(TO DO): Repeat the records below exactly.

(INPUT):
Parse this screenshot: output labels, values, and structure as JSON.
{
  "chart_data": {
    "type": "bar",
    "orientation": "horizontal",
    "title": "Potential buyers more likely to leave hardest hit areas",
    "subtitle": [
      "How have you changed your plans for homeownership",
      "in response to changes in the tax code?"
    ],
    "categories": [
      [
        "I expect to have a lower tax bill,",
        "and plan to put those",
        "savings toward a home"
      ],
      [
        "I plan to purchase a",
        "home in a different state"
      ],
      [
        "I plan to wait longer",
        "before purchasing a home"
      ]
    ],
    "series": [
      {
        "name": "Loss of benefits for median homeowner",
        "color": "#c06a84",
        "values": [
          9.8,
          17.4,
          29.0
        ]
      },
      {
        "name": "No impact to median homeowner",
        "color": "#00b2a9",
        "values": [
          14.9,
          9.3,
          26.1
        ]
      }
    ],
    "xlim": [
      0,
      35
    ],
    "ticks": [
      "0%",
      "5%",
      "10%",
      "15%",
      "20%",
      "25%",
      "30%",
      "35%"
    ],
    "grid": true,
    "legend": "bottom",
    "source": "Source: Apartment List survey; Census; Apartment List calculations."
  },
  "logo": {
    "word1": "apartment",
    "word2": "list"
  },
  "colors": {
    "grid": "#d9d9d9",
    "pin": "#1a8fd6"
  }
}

(FULL SOLUTION):
Parse this screenshot: output labels, values, and structure as JSON.
{
  "chart_data": {
    "type": "bar",
    "orientation": "horizontal",
    "title": "Potential buyers more likely to leave hardest hit areas",
    "subtitle": [
      "How have you changed your plans for homeownership",
      "in response to changes in the tax code?"
    ],
    "categories": [
      [
        "I expect to have a lower tax bill,",
        "and plan to put those",
        "savings toward a home"
      ],
      [
        "I plan to purchase a",
        "home in a different state"
      ],
      [
        "I plan to wait longer",
        "before purchasing a home"
      ]
    ],
    "series": [
      {
        "name": "Loss of benefits for median homeowner",
        "color": "#c06a84",
        "values": [
          9.8,
          17.4,
          29.0
        ]
      },
      {
        "name": "No impact to median homeowner",
        "color": "#00b2a9",
        "values": [
          14.9,
          9.3,
          26.1
        ]
      }
    ],
    "xlim": [
      0,
      35
    ],
    "ticks": [
      "0%",
      "5%",
      "10%",
      "15%",
      "20%",
      "25%",
      "30%",
      "35%"
    ],
    "grid": true,
    "legend": "bottom",
    "source": "Source: Apartment List survey; Census; Apartment List calculations."
  },
  "logo": {
    "word1": "apartment",
    "word2": "list"
  },
  "colors": {
    "grid": "#d9d9d9",
    "pin": "#1a8fd6"
  }
}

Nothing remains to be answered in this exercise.